:: Input material

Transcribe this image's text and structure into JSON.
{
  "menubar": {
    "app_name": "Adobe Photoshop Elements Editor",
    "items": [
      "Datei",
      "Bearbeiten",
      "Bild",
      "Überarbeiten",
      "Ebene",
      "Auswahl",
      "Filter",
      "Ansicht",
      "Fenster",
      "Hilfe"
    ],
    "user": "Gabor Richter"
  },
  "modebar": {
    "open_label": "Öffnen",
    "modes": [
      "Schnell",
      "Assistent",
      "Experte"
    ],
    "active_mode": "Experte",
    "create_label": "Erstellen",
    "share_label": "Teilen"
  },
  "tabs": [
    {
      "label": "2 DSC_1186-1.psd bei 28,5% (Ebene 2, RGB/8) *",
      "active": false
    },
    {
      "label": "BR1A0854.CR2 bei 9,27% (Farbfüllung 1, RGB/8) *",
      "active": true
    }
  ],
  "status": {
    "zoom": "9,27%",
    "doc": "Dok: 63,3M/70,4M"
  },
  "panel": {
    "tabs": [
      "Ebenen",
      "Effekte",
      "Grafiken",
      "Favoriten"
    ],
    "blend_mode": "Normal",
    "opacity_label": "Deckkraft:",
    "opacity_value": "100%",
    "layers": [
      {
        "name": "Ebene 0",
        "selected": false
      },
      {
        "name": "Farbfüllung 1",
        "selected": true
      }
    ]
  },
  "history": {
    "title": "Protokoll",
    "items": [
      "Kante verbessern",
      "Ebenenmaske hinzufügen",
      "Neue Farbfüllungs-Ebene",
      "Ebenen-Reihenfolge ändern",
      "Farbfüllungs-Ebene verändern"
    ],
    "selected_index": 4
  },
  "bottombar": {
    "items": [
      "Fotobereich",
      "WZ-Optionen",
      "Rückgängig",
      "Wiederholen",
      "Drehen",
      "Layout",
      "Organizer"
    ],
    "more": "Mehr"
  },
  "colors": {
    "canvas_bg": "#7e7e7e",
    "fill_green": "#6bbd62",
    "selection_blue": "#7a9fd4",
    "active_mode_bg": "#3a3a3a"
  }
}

::::

[What the task asks]
Using the data above, reproduce every line exactly.

[Expected output]
Transcribe this image's text and structure into JSON.
{
  "menubar": {
    "app_name": "Adobe Photoshop Elements Editor",
    "items": [
      "Datei",
      "Bearbeiten",
      "Bild",
      "Überarbeiten",
      "Ebene",
      "Auswahl",
      "Filter",
      "Ansicht",
      "Fenster",
      "Hilfe"
    ],
    "user": "Gabor Richter"
  },
  "modebar": {
    "open_label": "Öffnen",
    "modes": [
      "Schnell",
      "Assistent",
      "Experte"
    ],
    "active_mode": "Experte",
    "create_label": "Erstellen",
    "share_label": "Teilen"
  },
  "tabs": [
    {
      "label": "2 DSC_1186-1.psd bei 28,5% (Ebene 2, RGB/8) *",
      "active": false
    },
    {
      "label": "BR1A0854.CR2 bei 9,27% (Farbfüllung 1, RGB/8) *",
      "active": true
    }
  ],
  "status": {
    "zoom": "9,27%",
    "doc": "Dok: 63,3M/70,4M"
  },
  "panel": {
    "tabs": [
      "Ebenen",
      "Effekte",
      "Grafiken",
      "Favoriten"
    ],
    "blend_mode": "Normal",
    "opacity_label": "Deckkraft:",
    "opacity_value": "100%",
    "layers": [
      {
        "name": "Ebene 0",
        "selected": false
      },
      {
        "name": "Farbfüllung 1",
        "selected": true
      }
    ]
  },
  "history": {
    "title": "Protokoll",
    "items": [
      "Kante verbessern",
      "Ebenenmaske hinzufügen",
      "Neue Farbfüllungs-Ebene",
      "Ebenen-Reihenfolge ändern",
      "Farbfüllungs-Ebene verändern"
    ],
    "selected_index": 4
  },
  "bottombar": {
    "items": [
      "Fotobereich",
      "WZ-Optionen",
      "Rückgängig",
      "Wiederholen",
      "Drehen",
      "Layout",
      "Organizer"
    ],
    "more": "Mehr"
  },
  "colors": {
    "canvas_bg": "#7e7e7e",
    "fill_green": "#6bbd62",
    "selection_blue": "#7a9fd4",
    "active_mode_bg": "#3a3a3a"
  }
}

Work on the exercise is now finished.